START Supplied information
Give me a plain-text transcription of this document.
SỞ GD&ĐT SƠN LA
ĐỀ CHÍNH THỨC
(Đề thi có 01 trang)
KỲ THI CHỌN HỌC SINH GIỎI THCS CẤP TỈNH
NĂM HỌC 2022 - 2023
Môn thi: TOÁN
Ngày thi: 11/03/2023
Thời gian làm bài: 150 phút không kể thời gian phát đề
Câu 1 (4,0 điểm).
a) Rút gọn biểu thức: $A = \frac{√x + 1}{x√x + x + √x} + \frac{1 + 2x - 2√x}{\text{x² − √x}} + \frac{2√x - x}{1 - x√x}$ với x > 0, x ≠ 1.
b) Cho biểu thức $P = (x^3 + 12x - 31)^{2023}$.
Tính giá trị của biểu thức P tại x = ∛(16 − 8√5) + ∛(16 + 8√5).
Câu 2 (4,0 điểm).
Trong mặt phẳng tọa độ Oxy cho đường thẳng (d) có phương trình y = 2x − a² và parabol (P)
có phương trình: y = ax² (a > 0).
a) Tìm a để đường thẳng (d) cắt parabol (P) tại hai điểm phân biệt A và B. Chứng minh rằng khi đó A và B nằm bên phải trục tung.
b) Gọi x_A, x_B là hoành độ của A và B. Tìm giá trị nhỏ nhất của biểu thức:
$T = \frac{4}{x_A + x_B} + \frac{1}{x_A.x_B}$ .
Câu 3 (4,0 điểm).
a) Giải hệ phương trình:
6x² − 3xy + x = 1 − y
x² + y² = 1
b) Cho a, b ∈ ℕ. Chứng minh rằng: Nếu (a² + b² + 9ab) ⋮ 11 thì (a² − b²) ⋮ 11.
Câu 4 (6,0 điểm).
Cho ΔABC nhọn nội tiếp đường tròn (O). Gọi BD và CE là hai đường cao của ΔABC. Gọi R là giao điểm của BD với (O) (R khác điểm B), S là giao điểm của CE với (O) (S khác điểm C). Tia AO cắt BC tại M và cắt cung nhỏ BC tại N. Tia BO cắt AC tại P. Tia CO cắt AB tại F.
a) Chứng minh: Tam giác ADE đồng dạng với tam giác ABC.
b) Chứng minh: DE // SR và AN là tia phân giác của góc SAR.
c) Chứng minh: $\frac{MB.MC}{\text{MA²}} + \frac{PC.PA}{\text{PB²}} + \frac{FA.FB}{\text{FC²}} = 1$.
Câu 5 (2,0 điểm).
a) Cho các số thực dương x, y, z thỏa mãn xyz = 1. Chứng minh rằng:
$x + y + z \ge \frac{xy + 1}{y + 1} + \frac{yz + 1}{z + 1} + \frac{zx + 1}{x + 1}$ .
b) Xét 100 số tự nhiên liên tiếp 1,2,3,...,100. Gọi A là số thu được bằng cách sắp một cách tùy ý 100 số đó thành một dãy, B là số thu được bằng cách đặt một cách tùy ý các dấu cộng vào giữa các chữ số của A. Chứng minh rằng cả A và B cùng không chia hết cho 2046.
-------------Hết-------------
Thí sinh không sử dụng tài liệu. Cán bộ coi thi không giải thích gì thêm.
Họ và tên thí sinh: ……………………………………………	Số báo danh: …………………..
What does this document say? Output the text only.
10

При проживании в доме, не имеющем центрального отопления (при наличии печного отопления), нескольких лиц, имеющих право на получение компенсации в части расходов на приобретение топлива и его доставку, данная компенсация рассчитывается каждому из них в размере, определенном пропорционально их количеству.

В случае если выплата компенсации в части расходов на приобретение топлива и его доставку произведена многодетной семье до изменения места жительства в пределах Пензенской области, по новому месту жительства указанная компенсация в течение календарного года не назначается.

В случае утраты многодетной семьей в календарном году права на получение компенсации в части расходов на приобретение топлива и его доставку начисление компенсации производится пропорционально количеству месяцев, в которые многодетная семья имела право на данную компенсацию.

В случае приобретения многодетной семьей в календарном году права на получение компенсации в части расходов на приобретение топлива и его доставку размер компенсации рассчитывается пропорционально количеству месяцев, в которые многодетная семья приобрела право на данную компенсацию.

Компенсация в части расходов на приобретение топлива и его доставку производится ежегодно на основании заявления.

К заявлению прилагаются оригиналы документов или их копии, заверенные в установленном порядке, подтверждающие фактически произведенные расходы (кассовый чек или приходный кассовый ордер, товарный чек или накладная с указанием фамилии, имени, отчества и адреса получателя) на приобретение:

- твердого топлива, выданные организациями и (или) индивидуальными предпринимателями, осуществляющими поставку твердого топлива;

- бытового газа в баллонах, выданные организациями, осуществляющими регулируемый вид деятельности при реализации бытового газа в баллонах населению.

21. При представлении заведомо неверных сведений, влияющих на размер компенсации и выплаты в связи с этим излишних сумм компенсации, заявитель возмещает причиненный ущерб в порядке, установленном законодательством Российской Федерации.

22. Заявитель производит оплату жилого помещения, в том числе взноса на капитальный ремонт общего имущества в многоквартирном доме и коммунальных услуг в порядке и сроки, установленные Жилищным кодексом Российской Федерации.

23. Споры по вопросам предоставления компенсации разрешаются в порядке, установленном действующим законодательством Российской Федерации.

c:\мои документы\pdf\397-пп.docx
END Supplied information
◆ **Task**: Scan the listing above and identify each line holding the string "phương"; copy every such line.

◆ **Reply**:
Trong mặt phẳng tọa độ Oxy cho đường thẳng (d) có phương trình y = 2x − a² và parabol (P)
có phương trình: y = ax² (a > 0).
a) Giải hệ phương trình:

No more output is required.